* start THE INPUT *

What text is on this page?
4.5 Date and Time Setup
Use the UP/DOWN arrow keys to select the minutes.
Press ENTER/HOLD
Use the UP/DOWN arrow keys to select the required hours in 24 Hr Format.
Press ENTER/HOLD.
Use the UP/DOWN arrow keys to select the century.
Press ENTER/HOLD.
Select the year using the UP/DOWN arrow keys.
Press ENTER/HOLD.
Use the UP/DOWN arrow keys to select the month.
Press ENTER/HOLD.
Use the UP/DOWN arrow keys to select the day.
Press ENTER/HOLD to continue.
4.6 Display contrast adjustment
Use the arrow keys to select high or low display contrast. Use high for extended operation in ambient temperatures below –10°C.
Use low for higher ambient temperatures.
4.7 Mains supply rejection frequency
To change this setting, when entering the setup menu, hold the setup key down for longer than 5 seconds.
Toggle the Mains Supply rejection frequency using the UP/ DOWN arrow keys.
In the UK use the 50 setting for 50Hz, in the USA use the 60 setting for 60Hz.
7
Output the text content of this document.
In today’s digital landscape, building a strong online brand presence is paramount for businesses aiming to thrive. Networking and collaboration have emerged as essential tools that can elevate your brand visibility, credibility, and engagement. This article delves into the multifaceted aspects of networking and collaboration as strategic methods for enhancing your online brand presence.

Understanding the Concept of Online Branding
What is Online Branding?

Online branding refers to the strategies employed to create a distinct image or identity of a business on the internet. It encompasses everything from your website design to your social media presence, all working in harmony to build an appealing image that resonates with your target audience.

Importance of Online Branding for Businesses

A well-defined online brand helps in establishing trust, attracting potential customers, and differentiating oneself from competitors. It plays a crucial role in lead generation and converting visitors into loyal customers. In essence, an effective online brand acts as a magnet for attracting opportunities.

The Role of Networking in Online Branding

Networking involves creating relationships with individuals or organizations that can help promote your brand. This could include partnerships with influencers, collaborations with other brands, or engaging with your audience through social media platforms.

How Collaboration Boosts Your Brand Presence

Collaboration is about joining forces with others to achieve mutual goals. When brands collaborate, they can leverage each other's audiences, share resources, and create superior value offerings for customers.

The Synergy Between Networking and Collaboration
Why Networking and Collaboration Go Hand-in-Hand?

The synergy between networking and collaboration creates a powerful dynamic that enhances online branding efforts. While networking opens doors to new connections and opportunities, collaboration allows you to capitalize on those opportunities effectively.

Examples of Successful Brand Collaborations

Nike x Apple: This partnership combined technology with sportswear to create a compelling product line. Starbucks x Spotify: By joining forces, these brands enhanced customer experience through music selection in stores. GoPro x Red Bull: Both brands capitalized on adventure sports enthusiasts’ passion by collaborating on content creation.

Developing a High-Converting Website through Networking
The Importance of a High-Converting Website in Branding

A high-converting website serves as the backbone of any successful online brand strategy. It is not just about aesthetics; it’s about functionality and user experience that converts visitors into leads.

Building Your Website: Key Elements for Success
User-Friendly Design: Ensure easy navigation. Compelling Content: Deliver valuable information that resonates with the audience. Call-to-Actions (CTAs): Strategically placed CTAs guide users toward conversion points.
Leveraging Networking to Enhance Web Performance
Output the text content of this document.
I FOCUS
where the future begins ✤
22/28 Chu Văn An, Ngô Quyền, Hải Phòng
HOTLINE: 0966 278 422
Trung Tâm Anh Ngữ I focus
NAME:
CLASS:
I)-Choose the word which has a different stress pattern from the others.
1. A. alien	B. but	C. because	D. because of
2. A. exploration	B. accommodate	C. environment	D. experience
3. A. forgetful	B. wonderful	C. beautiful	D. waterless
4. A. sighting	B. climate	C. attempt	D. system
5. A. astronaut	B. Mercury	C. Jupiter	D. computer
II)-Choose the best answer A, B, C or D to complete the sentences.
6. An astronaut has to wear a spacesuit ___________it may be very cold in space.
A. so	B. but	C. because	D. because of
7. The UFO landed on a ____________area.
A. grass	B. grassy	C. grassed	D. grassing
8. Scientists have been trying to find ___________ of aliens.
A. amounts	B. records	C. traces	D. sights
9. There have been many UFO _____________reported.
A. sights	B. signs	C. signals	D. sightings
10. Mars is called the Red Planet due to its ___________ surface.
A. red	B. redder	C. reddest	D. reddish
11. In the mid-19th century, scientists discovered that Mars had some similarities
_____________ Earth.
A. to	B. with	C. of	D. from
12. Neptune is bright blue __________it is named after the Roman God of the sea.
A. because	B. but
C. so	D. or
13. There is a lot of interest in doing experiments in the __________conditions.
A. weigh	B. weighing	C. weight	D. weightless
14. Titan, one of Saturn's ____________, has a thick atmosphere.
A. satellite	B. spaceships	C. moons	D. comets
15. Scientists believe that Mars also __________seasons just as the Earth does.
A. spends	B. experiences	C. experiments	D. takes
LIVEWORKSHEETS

* end THE INPUT *

- _SET PROBLEM_:
All of the lines above must be returned exactly.

- _EXERCISE SOLUTION_:
What text is on this page?
4.5 Date and Time Setup
Use the UP/DOWN arrow keys to select the minutes.
Press ENTER/HOLD
Use the UP/DOWN arrow keys to select the required hours in 24 Hr Format.
Press ENTER/HOLD.
Use the UP/DOWN arrow keys to select the century.
Press ENTER/HOLD.
Select the year using the UP/DOWN arrow keys.
Press ENTER/HOLD.
Use the UP/DOWN arrow keys to select the month.
Press ENTER/HOLD.
Use the UP/DOWN arrow keys to select the day.
Press ENTER/HOLD to continue.
4.6 Display contrast adjustment
Use the arrow keys to select high or low display contrast. Use high for extended operation in ambient temperatures below –10°C.
Use low for higher ambient temperatures.
4.7 Mains supply rejection frequency
To change this setting, when entering the setup menu, hold the setup key down for longer than 5 seconds.
Toggle the Mains Supply rejection frequency using the UP/ DOWN arrow keys.
In the UK use the 50 setting for 50Hz, in the USA use the 60 setting for 60Hz.
7
Output the text content of this document.
In today’s digital landscape, building a strong online brand presence is paramount for businesses aiming to thrive. Networking and collaboration have emerged as essential tools that can elevate your brand visibility, credibility, and engagement. This article delves into the multifaceted aspects of networking and collaboration as strategic methods for enhancing your online brand presence.

Understanding the Concept of Online Branding
What is Online Branding?

Online branding refers to the strategies employed to create a distinct image or identity of a business on the internet. It encompasses everything from your website design to your social media presence, all working in harmony to build an appealing image that resonates with your target audience.

Importance of Online Branding for Businesses

A well-defined online brand helps in establishing trust, attracting potential customers, and differentiating oneself from competitors. It plays a crucial role in lead generation and converting visitors into loyal customers. In essence, an effective online brand acts as a magnet for attracting opportunities.

The Role of Networking in Online Branding

Networking involves creating relationships with individuals or organizations that can help promote your brand. This could include partnerships with influencers, collaborations with other brands, or engaging with your audience through social media platforms.

How Collaboration Boosts Your Brand Presence

Collaboration is about joining forces with others to achieve mutual goals. When brands collaborate, they can leverage each other's audiences, share resources, and create superior value offerings for customers.

The Synergy Between Networking and Collaboration
Why Networking and Collaboration Go Hand-in-Hand?

The synergy between networking and collaboration creates a powerful dynamic that enhances online branding efforts. While networking opens doors to new connections and opportunities, collaboration allows you to capitalize on those opportunities effectively.

Examples of Successful Brand Collaborations

Nike x Apple: This partnership combined technology with sportswear to create a compelling product line. Starbucks x Spotify: By joining forces, these brands enhanced customer experience through music selection in stores. GoPro x Red Bull: Both brands capitalized on adventure sports enthusiasts’ passion by collaborating on content creation.

Developing a High-Converting Website through Networking
The Importance of a High-Converting Website in Branding

A high-converting website serves as the backbone of any successful online brand strategy. It is not just about aesthetics; it’s about functionality and user experience that converts visitors into leads.

Building Your Website: Key Elements for Success
User-Friendly Design: Ensure easy navigation. Compelling Content: Deliver valuable information that resonates with the audience. Call-to-Actions (CTAs): Strategically placed CTAs guide users toward conversion points.
Leveraging Networking to Enhance Web Performance
Output the text content of this document.
I FOCUS
where the future begins ✤
22/28 Chu Văn An, Ngô Quyền, Hải Phòng
HOTLINE: 0966 278 422
Trung Tâm Anh Ngữ I focus
NAME:
CLASS:
I)-Choose the word which has a different stress pattern from the others.
1. A. alien	B. but	C. because	D. because of
2. A. exploration	B. accommodate	C. environment	D. experience
3. A. forgetful	B. wonderful	C. beautiful	D. waterless
4. A. sighting	B. climate	C. attempt	D. system
5. A. astronaut	B. Mercury	C. Jupiter	D. computer
II)-Choose the best answer A, B, C or D to complete the sentences.
6. An astronaut has to wear a spacesuit ___________it may be very cold in space.
A. so	B. but	C. because	D. because of
7. The UFO landed on a ____________area.
A. grass	B. grassy	C. grassed	D. grassing
8. Scientists have been trying to find ___________ of aliens.
A. amounts	B. records	C. traces	D. sights
9. There have been many UFO _____________reported.
A. sights	B. signs	C. signals	D. sightings
10. Mars is called the Red Planet due to its ___________ surface.
A. red	B. redder	C. reddest	D. reddish
11. In the mid-19th century, scientists discovered that Mars had some similarities
_____________ Earth.
A. to	B. with	C. of	D. from
12. Neptune is bright blue __________it is named after the Roman God of the sea.
A. because	B. but
C. so	D. or
13. There is a lot of interest in doing experiments in the __________conditions.
A. weigh	B. weighing	C. weight	D. weightless
14. Titan, one of Saturn's ____________, has a thick atmosphere.
A. satellite	B. spaceships	C. moons	D. comets
15. Scientists believe that Mars also __________seasons just as the Earth does.
A. spends	B. experiences	C. experiments	D. takes
LIVEWORKSHEETS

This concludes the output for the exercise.